→ **What to produce**: Repeat every line below exactly as it reads.

--- START OF Recorded information ---

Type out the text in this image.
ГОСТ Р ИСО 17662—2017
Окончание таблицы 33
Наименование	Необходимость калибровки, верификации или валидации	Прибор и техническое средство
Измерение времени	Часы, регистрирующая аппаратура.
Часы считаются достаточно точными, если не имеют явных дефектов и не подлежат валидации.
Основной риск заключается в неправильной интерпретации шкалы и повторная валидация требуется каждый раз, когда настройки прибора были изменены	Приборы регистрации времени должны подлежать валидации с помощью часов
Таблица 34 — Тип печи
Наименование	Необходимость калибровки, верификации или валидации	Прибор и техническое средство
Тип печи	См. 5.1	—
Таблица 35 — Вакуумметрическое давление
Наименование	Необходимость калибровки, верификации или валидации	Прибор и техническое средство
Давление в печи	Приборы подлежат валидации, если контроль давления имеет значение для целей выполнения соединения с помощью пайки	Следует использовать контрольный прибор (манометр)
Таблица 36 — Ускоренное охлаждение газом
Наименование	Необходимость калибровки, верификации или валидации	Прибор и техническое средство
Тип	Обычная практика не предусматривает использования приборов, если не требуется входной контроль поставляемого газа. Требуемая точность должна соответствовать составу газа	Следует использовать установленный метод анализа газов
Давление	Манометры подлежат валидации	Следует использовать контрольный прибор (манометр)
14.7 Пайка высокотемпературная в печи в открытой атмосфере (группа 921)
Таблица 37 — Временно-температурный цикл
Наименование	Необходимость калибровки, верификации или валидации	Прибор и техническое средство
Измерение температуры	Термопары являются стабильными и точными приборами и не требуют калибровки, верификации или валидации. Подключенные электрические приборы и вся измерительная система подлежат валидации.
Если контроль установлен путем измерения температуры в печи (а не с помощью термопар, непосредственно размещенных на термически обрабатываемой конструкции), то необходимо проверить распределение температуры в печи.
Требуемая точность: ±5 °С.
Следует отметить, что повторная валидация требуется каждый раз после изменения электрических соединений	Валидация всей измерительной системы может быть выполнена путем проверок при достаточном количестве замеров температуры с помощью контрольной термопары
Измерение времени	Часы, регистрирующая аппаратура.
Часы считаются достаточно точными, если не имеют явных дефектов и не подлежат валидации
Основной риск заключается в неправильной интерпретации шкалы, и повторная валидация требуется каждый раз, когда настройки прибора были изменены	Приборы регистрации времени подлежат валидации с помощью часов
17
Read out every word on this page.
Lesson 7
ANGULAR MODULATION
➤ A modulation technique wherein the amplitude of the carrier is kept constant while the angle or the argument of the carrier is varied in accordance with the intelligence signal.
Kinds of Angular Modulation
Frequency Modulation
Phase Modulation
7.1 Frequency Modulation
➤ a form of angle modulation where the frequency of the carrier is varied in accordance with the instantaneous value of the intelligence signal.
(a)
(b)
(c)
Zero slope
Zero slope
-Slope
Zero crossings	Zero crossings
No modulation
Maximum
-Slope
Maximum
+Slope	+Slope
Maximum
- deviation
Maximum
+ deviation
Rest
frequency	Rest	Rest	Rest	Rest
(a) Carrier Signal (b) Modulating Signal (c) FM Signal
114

--- END OF Recorded information ---

→ **The completed task**:
Type out the text in this image.
ГОСТ Р ИСО 17662—2017
Окончание таблицы 33
Наименование	Необходимость калибровки, верификации или валидации	Прибор и техническое средство
Измерение времени	Часы, регистрирующая аппаратура.
Часы считаются достаточно точными, если не имеют явных дефектов и не подлежат валидации.
Основной риск заключается в неправильной интерпретации шкалы и повторная валидация требуется каждый раз, когда настройки прибора были изменены	Приборы регистрации времени должны подлежать валидации с помощью часов
Таблица 34 — Тип печи
Наименование	Необходимость калибровки, верификации или валидации	Прибор и техническое средство
Тип печи	См. 5.1	—
Таблица 35 — Вакуумметрическое давление
Наименование	Необходимость калибровки, верификации или валидации	Прибор и техническое средство
Давление в печи	Приборы подлежат валидации, если контроль давления имеет значение для целей выполнения соединения с помощью пайки	Следует использовать контрольный прибор (манометр)
Таблица 36 — Ускоренное охлаждение газом
Наименование	Необходимость калибровки, верификации или валидации	Прибор и техническое средство
Тип	Обычная практика не предусматривает использования приборов, если не требуется входной контроль поставляемого газа. Требуемая точность должна соответствовать составу газа	Следует использовать установленный метод анализа газов
Давление	Манометры подлежат валидации	Следует использовать контрольный прибор (манометр)
14.7 Пайка высокотемпературная в печи в открытой атмосфере (группа 921)
Таблица 37 — Временно-температурный цикл
Наименование	Необходимость калибровки, верификации или валидации	Прибор и техническое средство
Измерение температуры	Термопары являются стабильными и точными приборами и не требуют калибровки, верификации или валидации. Подключенные электрические приборы и вся измерительная система подлежат валидации.
Если контроль установлен путем измерения температуры в печи (а не с помощью термопар, непосредственно размещенных на термически обрабатываемой конструкции), то необходимо проверить распределение температуры в печи.
Требуемая точность: ±5 °С.
Следует отметить, что повторная валидация требуется каждый раз после изменения электрических соединений	Валидация всей измерительной системы может быть выполнена путем проверок при достаточном количестве замеров температуры с помощью контрольной термопары
Измерение времени	Часы, регистрирующая аппаратура.
Часы считаются достаточно точными, если не имеют явных дефектов и не подлежат валидации
Основной риск заключается в неправильной интерпретации шкалы, и повторная валидация требуется каждый раз, когда настройки прибора были изменены	Приборы регистрации времени подлежат валидации с помощью часов
17
Read out every word on this page.
Lesson 7
ANGULAR MODULATION
➤ A modulation technique wherein the amplitude of the carrier is kept constant while the angle or the argument of the carrier is varied in accordance with the intelligence signal.
Kinds of Angular Modulation
Frequency Modulation
Phase Modulation
7.1 Frequency Modulation
➤ a form of angle modulation where the frequency of the carrier is varied in accordance with the instantaneous value of the intelligence signal.
(a)
(b)
(c)
Zero slope
Zero slope
-Slope
Zero crossings	Zero crossings
No modulation
Maximum
-Slope
Maximum
+Slope	+Slope
Maximum
- deviation
Maximum
+ deviation
Rest
frequency	Rest	Rest	Rest	Rest
(a) Carrier Signal (b) Modulating Signal (c) FM Signal
114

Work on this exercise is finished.